* The task: Your task is to copy every line of the records below that contains "this".

[Items from a data source]
*** Begin section ***
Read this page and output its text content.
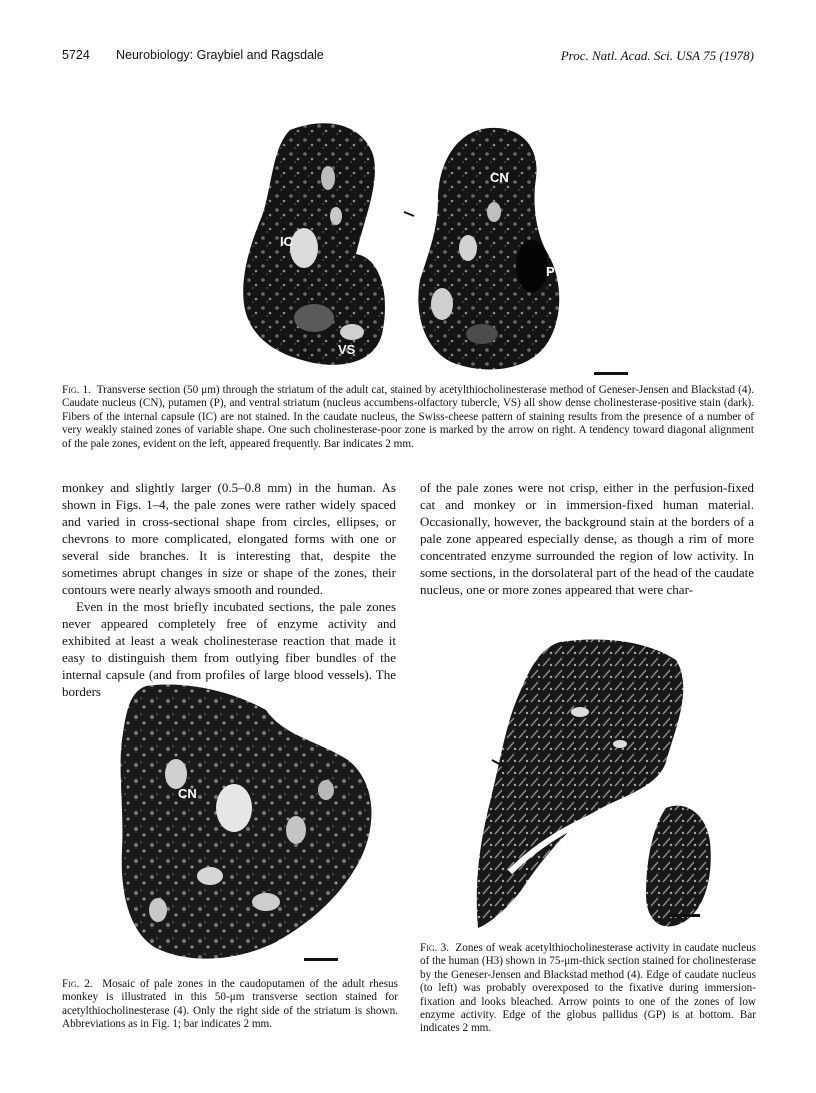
5724 Neurobiology: Graybiel and Ragsdale	Proc. Natl. Acad. Sci. USA 75 (1978)
CN
IC
P
VS
Fig. 1. Transverse section (50 μm) through the striatum of the adult cat, stained by acetylthiocholinesterase method of Geneser-Jensen and Blackstad (4). Caudate nucleus (CN), putamen (P), and ventral striatum (nucleus accumbens-olfactory tubercle, VS) all show dense cholinesterase-positive stain (dark). Fibers of the internal capsule (IC) are not stained. In the caudate nucleus, the Swiss-cheese pattern of staining results from the presence of a number of very weakly stained zones of variable shape. One such cholinesterase-poor zone is marked by the arrow on right. A tendency toward diagonal alignment of the pale zones, evident on the left, appeared frequently. Bar indicates 2 mm.

monkey and slightly larger (0.5–0.8 mm) in the human. As shown in Figs. 1–4, the pale zones were rather widely spaced and varied in cross-sectional shape from circles, ellipses, or chevrons to more complicated, elongated forms with one or several side branches. It is interesting that, despite the sometimes abrupt changes in size or shape of the zones, their contours were nearly always smooth and rounded.

Even in the most briefly incubated sections, the pale zones never appeared completely free of enzyme activity and exhibited at least a weak cholinesterase reaction that made it easy to distinguish them from outlying fiber bundles of the internal capsule (and from profiles of large blood vessels). The borders

of the pale zones were not crisp, either in the perfusion-fixed cat and monkey or in immersion-fixed human material. Occasionally, however, the background stain at the borders of a pale zone appeared especially dense, as though a rim of more concentrated enzyme surrounded the region of low activity. In some sections, in the dorsolateral part of the head of the caudate nucleus, one or more zones appeared that were char-

CN
Fig. 2. Mosaic of pale zones in the caudoputamen of the adult rhesus monkey is illustrated in this 50-μm transverse section stained for acetylthiocholinesterase (4). Only the right side of the striatum is shown. Abbreviations as in Fig. 1; bar indicates 2 mm.
GP
Fig. 3. Zones of weak acetylthiocholinesterase activity in caudate nucleus of the human (H3) shown in 75-μm-thick section stained for cholinesterase by the Geneser-Jensen and Blackstad method (4). Edge of caudate nucleus (to left) was probably overexposed to the fixative during immersion-fixation and looks bleached. Arrow points to one of the zones of low enzyme activity. Edge of the globus pallidus (GP) is at bottom. Bar indicates 2 mm.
*** End section ***
* Task output:
Read this page and output its text content.
Fig. 2. Mosaic of pale zones in the caudoputamen of the adult rhesus monkey is illustrated in this 50-μm transverse section stained for acetylthiocholinesterase (4). Only the right side of the striatum is shown. Abbreviations as in Fig. 1; bar indicates 2 mm.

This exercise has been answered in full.